**The tasks**
**1.** In the passage on chaos in communication, rewrite the text from "Single mode semiconductor" to "the same system.", changing "carrier density" to "electron density".
**2.** Answer these questions using the passage on chaos in communication.
(a) What two possible advantages of using chaotic signals to carry information are given?
(b) With how many dynamical degrees of freedom can a semiconductor laser without feedback be modeled?
(c) What increases with the amount of time delay in the feedback?
**3.** Resume the passage on chaos in communication from where it stops.

╭─ Selected passage

I am interested in assessing the potential use of chaos and chaos synchronization for communication. The use of chaotic signals on which to modulate and demodulate information may be attractive from the point of view of the efficiency of the use of communications channel bandwidth or possibly for reasons of power efficiency in the design and use of the transmitter.

Single mode semiconductor lasers with feedback exhibit chaos. Without feedback semiconductor lasers can be modeled as a system with just two dynamical degrees of freedom (and therefore no chaos); one degree of freedom for the carrier density and one for the photon density in the cavity. The feedback on the other hand has a certain time delay associated with it which introduces the possibility of chaos. One observes that the complexity of the dynamics increases with the amount of time-delay in the feedback and can thus study both low and high dimensional chaos with the same system.

╰─
╭─ Information given

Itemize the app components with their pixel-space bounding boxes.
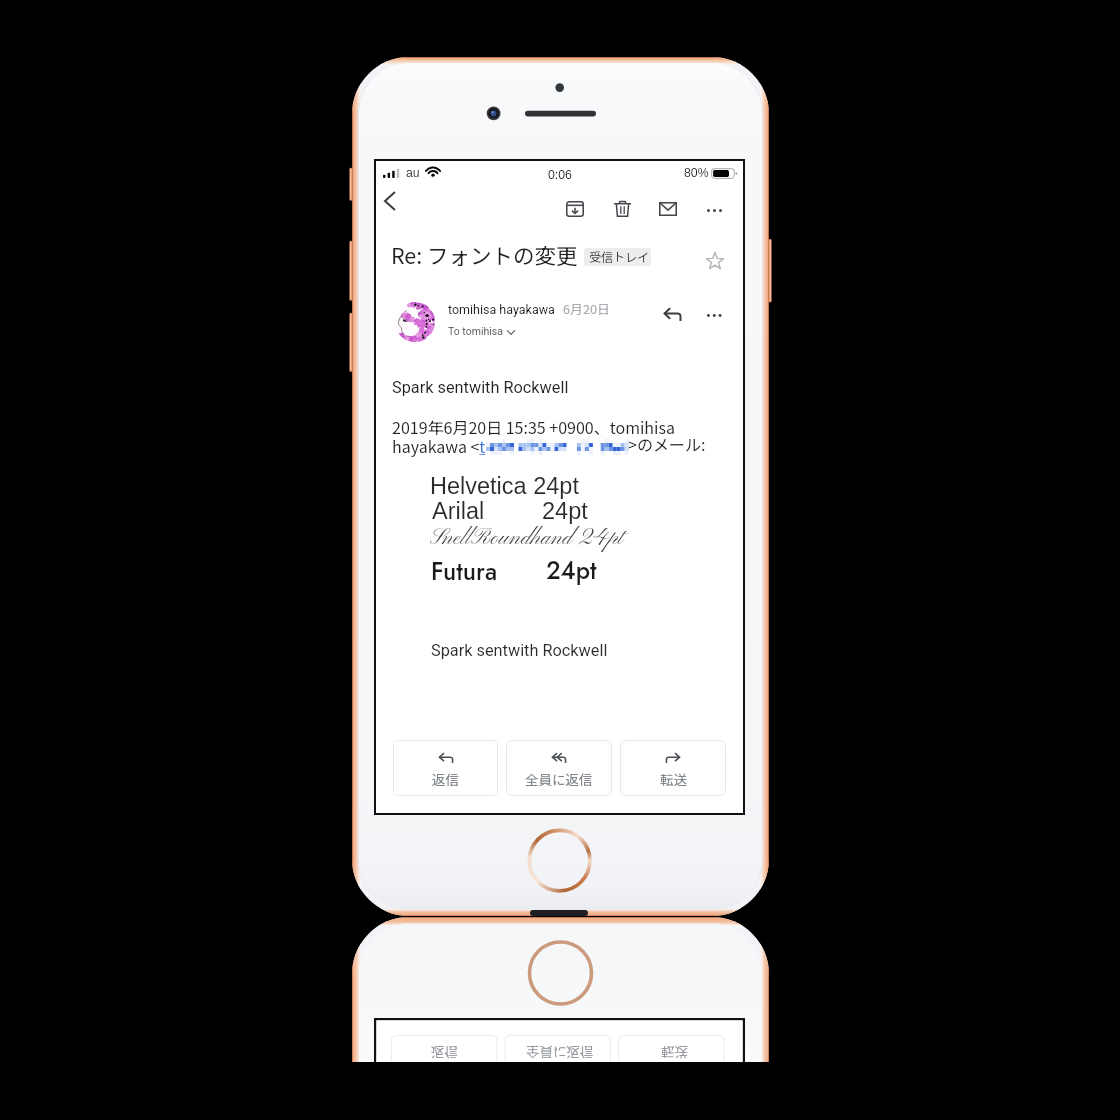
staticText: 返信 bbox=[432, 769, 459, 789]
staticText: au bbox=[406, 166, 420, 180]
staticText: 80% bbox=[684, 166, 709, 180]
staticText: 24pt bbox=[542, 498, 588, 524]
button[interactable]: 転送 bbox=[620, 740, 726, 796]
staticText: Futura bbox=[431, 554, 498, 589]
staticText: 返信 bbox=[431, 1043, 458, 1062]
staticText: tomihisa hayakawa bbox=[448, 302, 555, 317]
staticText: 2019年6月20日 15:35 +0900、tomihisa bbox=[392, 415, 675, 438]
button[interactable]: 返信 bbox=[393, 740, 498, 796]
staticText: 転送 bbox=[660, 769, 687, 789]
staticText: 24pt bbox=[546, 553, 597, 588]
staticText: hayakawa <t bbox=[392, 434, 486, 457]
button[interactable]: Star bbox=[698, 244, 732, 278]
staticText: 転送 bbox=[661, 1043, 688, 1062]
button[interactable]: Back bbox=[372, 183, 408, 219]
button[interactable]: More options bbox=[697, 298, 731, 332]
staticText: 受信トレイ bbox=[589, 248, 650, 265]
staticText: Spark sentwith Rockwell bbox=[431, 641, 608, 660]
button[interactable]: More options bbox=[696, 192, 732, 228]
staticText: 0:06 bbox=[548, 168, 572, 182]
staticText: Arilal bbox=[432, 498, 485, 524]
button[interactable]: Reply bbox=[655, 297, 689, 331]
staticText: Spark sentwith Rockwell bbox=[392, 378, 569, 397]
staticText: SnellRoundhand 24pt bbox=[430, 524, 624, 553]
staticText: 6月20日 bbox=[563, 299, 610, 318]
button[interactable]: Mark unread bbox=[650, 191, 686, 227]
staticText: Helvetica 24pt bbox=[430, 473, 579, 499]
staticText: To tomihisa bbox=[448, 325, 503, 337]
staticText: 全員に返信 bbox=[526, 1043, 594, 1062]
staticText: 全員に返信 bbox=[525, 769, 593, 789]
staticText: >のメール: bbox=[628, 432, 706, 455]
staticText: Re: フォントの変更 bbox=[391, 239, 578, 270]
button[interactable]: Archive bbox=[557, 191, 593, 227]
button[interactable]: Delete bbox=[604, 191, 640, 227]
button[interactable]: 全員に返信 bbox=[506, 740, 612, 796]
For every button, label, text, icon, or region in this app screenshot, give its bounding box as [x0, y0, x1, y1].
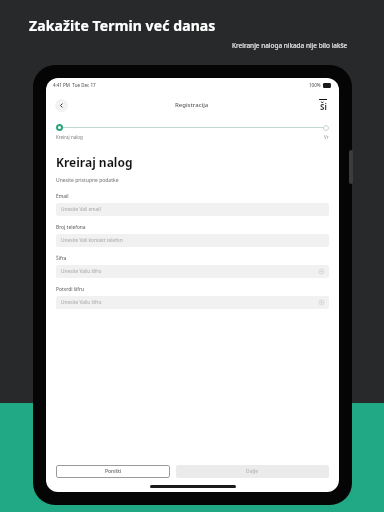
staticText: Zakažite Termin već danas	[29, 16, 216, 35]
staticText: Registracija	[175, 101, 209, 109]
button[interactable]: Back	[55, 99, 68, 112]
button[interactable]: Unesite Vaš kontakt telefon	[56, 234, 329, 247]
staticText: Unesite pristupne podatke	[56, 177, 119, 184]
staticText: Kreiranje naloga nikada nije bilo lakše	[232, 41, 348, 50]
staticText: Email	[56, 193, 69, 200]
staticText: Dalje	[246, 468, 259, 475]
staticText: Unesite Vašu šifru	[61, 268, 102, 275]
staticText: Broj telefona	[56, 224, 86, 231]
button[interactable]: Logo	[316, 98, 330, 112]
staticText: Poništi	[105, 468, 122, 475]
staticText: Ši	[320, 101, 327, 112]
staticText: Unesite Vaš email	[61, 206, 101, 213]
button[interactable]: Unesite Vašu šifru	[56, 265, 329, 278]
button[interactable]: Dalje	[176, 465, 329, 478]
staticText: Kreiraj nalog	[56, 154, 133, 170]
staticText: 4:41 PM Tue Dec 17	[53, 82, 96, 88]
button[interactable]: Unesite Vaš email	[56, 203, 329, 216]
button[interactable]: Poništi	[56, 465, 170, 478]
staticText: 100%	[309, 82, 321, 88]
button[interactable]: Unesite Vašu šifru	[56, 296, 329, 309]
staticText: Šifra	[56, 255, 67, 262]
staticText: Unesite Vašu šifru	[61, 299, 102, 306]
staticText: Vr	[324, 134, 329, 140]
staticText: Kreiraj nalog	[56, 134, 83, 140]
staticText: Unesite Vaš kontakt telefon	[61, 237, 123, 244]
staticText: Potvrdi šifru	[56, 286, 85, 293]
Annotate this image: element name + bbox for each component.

╰─

**Results by task**
**1.**
Single mode semiconductor lasers with feedback exhibit chaos. Without feedback semiconductor lasers can be modeled as a system with just two dynamical degrees of freedom (and therefore no chaos); one degree of freedom for the electron density and one for the photon density in the cavity. The feedback on the other hand has a certain time delay associated with it which introduces the possibility of chaos. One observes that the complexity of the dynamics increases with the amount of time-delay in the feedback and can thus study both low and high dimensional chaos with the same system.

**2.**
(a) More efficient use of communications channel bandwidth, and possibly better power efficiency in the design and use of the transmitter.
(b) Two: one for the carrier density and one for the photon density in the cavity.
(c) The complexity of the dynamics.

**3.**
As part of my disseration research I studied semiconductor lasers with electro-optical feedback, that is a setup where one detects part of the output power of the semiconductor laser and then changes the pump current of the semiconductor laser accordingly. In this work, which was done in collaboration with Henry Abarbanel and Matt Kennel, we show numerically the existence of chaos and compare the route to chaos to the one seen in experiments. This gives us some confidence in the model. We then propose a scheme to synchronize two chaotic lasers and investigate the robustness of this synchronization with respect to noise and parameter mismatches of the two lasers.

Synchronization Setup

The figure shows a schematic setup for the synchronization of two chaotic lasers (the transmitter and the receiver), where LD stands for laser diode, A for amplifier, and PD for photodiode. c is the coupling parameter, where c=0 corresponds to no coupling, and c=1 means the receiver has no feedback.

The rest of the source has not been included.